Job:
Scan the data below. Pull out each line where "Municipal" occurs.

Input:

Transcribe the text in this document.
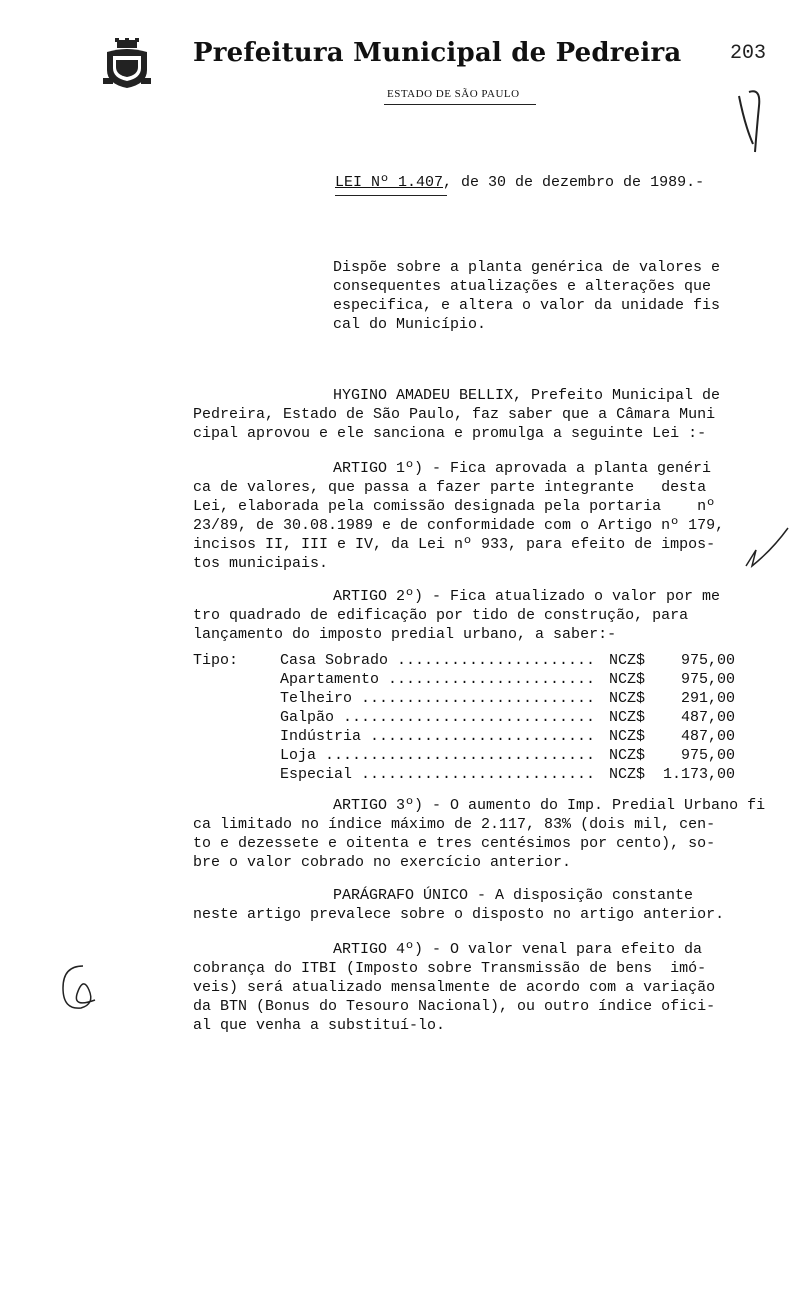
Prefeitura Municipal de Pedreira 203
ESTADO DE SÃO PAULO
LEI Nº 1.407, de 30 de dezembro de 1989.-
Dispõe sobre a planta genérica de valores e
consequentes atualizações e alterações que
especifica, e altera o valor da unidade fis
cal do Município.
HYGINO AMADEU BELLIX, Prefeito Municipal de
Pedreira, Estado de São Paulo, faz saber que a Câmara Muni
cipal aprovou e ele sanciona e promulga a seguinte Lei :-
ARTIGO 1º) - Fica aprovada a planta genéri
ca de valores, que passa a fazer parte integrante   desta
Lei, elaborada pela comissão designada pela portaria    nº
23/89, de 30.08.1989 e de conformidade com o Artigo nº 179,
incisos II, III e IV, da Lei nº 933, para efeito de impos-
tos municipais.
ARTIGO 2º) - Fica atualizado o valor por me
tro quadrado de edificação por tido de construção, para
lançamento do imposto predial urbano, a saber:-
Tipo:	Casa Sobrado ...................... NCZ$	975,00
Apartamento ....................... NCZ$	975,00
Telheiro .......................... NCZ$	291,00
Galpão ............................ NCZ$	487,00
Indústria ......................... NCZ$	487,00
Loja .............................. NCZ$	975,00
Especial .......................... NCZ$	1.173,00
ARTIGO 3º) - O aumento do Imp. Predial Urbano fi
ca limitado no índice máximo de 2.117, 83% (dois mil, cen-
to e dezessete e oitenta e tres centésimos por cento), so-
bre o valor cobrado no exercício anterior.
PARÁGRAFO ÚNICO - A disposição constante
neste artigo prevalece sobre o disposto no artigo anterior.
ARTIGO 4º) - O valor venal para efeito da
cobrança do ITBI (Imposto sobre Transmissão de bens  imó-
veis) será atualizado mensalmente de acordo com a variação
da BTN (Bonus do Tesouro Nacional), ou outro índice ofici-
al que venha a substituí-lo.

==

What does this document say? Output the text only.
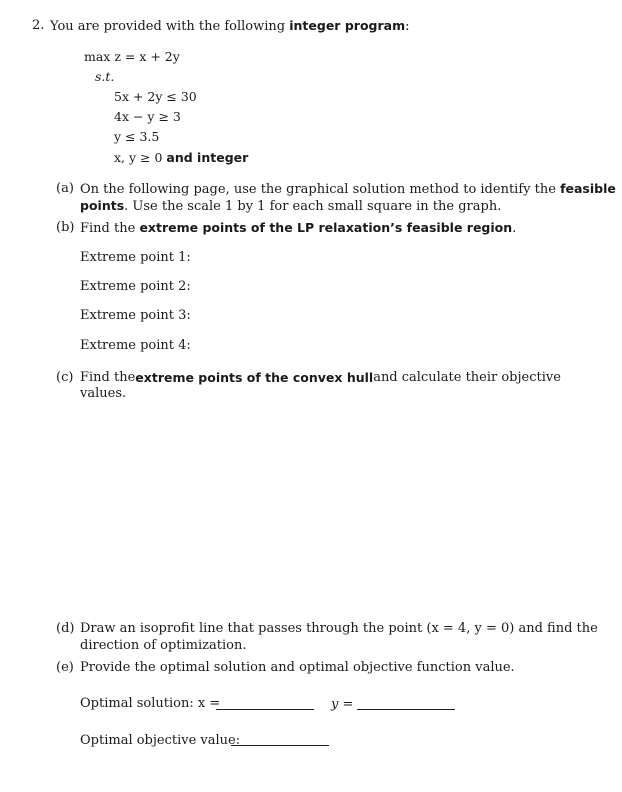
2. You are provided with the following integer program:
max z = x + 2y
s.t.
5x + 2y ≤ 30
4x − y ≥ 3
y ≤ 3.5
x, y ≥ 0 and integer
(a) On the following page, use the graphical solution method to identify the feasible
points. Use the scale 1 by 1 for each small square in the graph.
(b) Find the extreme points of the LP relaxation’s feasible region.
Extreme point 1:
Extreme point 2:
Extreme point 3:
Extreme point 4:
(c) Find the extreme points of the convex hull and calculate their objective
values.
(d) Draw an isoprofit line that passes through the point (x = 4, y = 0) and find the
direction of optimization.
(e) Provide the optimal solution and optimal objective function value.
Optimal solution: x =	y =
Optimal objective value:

* * *

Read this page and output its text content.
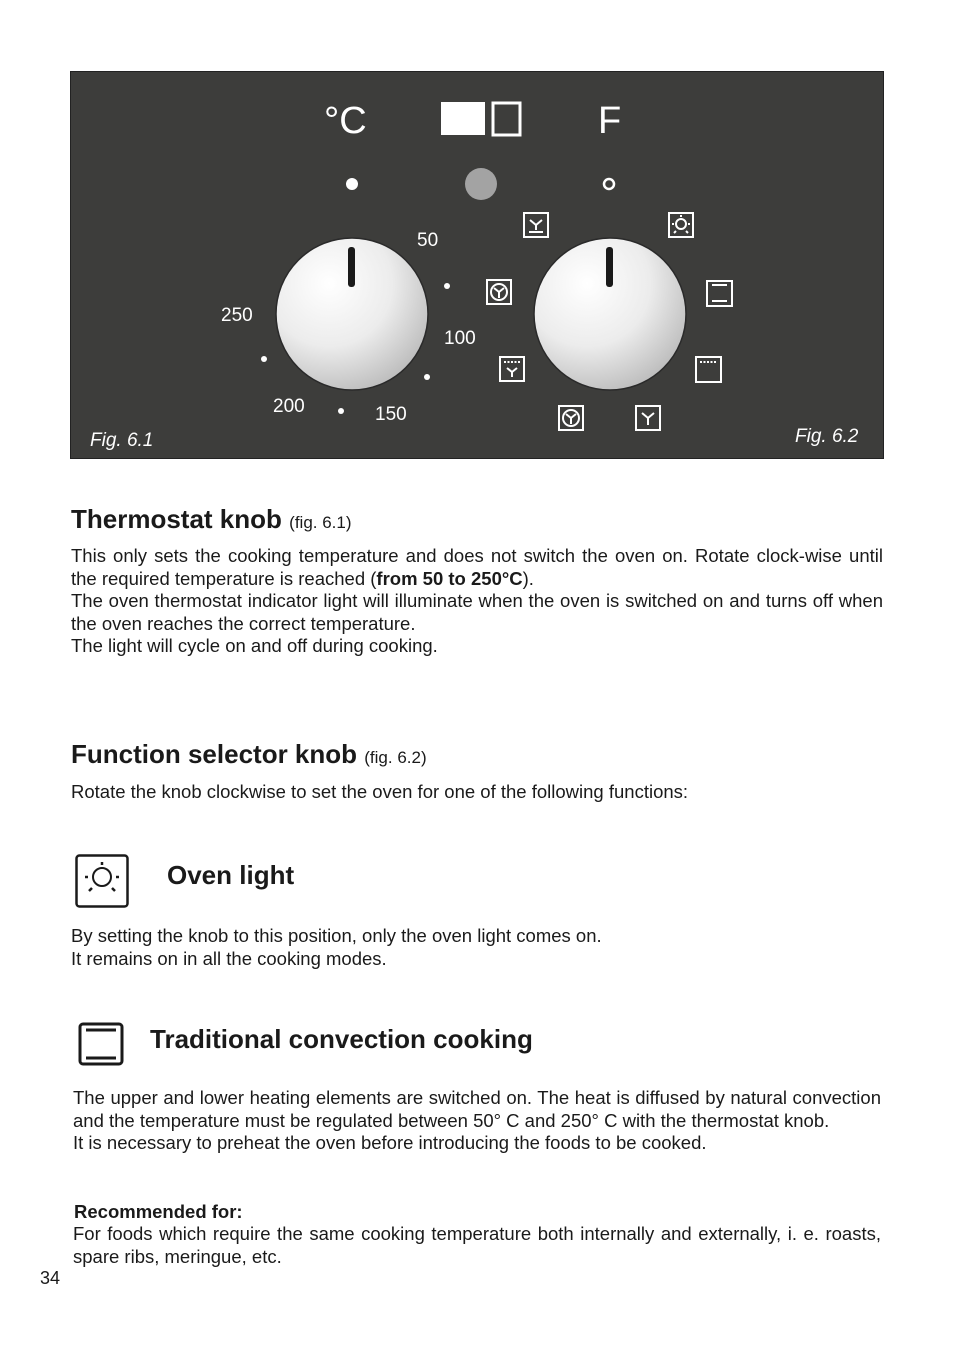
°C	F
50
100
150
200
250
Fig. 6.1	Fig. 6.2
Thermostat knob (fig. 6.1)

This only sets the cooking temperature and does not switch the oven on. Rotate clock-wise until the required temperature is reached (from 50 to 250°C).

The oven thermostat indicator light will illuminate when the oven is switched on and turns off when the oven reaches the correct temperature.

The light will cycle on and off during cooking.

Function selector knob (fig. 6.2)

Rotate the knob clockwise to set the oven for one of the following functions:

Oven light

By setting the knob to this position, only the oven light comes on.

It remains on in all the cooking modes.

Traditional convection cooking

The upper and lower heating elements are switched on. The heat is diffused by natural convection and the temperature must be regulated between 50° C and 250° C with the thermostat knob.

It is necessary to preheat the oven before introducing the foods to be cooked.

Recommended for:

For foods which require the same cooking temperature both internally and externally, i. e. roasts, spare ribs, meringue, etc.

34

Correct response:
Prefeitura Municipal de Pedreira 203
HYGINO AMADEU BELLIX, Prefeito Municipal de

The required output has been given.